→ **SET PROBLEM**
Tally the lines that contain "workouts" and report the total alone.

** BEGIN RECORDS FOR PROCESSING **

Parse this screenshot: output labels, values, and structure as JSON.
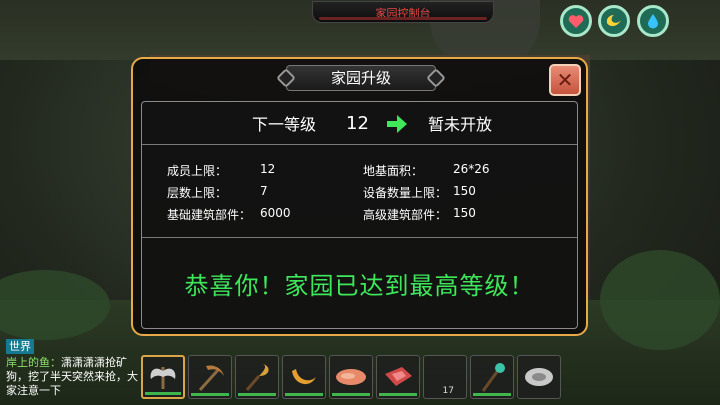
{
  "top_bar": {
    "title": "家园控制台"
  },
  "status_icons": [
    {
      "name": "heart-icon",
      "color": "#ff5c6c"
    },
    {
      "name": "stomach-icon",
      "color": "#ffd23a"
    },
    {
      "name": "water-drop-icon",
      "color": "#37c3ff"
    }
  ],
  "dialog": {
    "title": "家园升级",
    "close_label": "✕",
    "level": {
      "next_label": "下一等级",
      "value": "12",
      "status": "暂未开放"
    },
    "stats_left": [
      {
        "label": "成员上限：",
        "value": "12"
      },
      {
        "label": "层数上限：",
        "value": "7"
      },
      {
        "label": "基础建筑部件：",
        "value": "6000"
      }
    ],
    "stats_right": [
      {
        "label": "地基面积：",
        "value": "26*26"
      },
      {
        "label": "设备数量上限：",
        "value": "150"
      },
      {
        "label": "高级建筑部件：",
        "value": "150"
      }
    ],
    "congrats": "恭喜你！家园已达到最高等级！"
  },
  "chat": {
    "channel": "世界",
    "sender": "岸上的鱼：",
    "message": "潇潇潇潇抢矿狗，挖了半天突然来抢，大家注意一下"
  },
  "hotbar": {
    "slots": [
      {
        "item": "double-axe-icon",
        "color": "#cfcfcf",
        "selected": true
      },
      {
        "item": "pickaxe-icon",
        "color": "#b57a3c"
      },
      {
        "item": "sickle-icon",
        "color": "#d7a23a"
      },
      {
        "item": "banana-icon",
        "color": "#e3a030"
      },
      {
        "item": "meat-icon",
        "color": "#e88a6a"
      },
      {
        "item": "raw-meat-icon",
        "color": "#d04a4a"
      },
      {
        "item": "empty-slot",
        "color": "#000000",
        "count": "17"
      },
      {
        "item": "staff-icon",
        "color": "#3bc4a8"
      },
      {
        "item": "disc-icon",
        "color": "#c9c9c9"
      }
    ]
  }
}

** END RECORDS FOR PROCESSING **
** BEGIN RECORDS FOR PROCESSING **

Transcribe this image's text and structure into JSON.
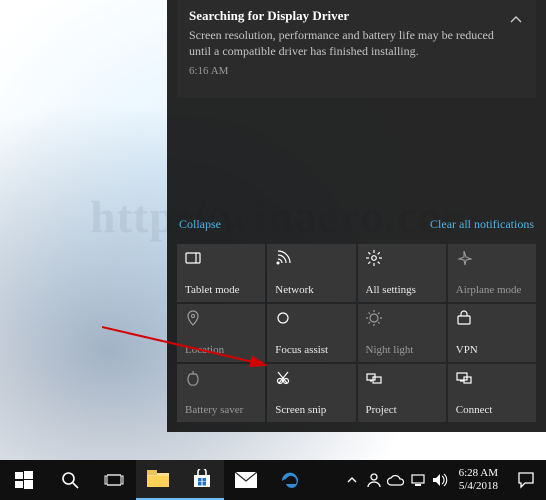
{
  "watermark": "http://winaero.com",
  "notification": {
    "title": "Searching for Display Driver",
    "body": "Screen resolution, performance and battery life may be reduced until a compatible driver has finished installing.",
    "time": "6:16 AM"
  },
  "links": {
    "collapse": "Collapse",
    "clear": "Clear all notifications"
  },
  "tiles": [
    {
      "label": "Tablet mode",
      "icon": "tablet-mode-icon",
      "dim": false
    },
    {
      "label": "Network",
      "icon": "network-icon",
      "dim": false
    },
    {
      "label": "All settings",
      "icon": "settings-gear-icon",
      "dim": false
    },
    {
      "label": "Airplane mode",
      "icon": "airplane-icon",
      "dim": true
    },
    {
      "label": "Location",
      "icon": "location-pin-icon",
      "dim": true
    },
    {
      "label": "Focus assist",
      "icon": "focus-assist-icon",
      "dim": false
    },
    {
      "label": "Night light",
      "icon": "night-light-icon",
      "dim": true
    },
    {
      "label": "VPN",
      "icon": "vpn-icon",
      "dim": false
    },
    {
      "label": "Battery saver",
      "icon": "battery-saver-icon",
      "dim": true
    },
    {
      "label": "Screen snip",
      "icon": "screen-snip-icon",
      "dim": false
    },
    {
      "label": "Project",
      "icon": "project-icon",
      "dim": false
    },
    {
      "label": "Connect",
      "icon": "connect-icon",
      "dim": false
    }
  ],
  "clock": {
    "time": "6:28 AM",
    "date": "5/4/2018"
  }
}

** END RECORDS FOR PROCESSING **
** BEGIN RECORDS FOR PROCESSING **

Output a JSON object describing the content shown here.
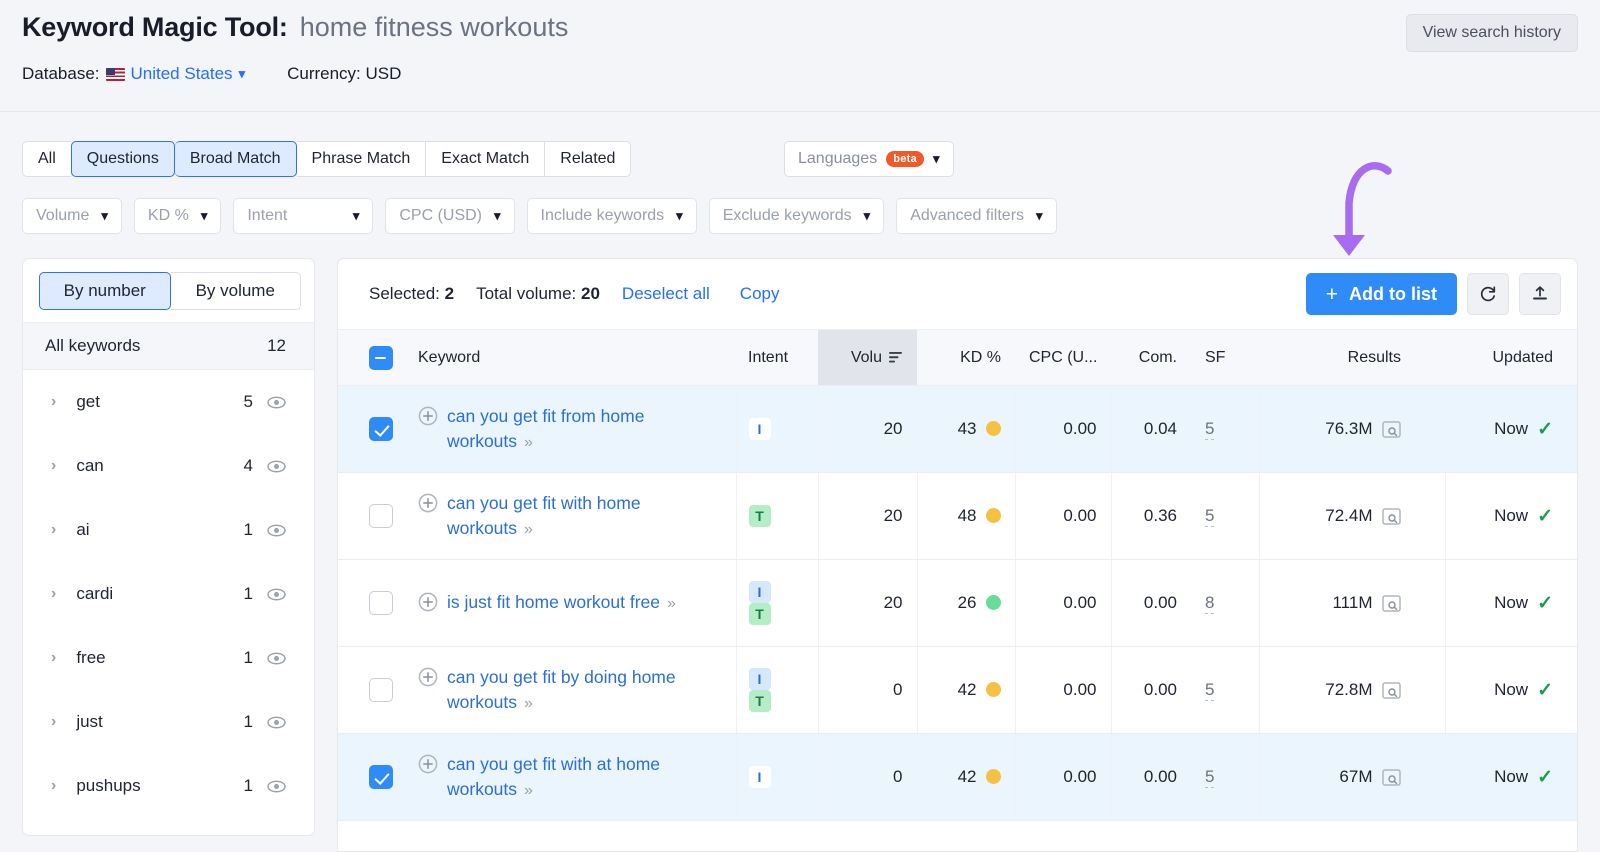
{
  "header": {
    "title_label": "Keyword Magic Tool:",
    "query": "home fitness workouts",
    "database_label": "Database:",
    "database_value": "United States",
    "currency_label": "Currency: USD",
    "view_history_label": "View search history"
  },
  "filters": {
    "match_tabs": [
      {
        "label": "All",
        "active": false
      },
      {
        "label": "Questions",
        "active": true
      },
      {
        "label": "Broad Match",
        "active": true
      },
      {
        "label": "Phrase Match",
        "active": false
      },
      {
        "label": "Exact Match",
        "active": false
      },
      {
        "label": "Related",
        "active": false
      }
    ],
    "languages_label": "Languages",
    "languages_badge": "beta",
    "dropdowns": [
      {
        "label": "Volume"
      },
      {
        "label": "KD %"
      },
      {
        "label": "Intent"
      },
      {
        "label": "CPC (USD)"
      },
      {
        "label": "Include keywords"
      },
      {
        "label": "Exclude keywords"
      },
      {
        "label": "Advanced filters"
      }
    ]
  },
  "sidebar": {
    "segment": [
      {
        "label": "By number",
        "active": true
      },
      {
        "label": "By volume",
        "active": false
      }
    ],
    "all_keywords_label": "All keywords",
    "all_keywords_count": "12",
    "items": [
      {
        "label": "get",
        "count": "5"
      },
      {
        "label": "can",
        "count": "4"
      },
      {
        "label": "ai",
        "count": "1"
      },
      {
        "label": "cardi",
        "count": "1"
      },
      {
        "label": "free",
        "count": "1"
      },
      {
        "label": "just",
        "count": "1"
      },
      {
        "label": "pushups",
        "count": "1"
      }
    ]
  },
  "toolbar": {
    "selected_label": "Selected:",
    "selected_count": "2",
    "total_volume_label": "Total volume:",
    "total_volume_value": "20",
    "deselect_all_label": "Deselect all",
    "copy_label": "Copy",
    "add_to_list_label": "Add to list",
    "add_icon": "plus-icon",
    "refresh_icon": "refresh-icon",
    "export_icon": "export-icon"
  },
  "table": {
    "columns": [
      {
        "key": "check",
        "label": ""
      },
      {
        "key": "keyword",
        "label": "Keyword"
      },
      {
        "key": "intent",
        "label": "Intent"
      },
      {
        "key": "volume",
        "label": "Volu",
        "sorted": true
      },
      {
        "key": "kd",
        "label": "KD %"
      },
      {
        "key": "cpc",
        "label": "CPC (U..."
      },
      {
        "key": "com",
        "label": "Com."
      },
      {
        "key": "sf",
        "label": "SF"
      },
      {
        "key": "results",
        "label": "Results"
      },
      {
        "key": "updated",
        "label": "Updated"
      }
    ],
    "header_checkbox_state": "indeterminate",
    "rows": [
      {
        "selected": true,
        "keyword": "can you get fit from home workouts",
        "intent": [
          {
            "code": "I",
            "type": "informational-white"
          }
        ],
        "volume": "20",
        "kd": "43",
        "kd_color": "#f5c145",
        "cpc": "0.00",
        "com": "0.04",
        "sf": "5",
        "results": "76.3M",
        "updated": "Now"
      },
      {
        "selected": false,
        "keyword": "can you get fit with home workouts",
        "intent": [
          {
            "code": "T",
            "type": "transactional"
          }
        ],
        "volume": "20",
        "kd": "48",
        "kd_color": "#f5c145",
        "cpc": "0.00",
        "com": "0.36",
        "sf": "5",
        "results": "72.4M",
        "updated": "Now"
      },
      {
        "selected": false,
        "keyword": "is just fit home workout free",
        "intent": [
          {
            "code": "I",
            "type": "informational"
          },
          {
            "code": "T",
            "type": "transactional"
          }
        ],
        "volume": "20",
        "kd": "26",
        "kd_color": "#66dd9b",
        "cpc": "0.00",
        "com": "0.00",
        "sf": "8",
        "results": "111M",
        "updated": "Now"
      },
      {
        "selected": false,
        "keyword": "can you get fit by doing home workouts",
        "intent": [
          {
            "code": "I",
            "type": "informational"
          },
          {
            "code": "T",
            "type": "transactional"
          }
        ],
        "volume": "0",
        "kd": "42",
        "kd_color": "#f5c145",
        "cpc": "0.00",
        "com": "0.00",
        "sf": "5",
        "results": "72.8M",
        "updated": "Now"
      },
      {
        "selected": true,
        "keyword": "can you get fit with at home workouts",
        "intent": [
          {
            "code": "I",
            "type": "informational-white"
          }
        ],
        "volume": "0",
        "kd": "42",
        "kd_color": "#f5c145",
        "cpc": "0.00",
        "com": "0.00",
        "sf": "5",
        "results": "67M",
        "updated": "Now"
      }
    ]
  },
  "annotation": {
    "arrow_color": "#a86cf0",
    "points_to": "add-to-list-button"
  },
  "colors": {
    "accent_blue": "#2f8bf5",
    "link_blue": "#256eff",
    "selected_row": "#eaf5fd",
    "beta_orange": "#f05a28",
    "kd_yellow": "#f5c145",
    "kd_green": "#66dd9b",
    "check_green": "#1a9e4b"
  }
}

** END RECORDS FOR PROCESSING **

→ **EXERCISE SOLUTION**
5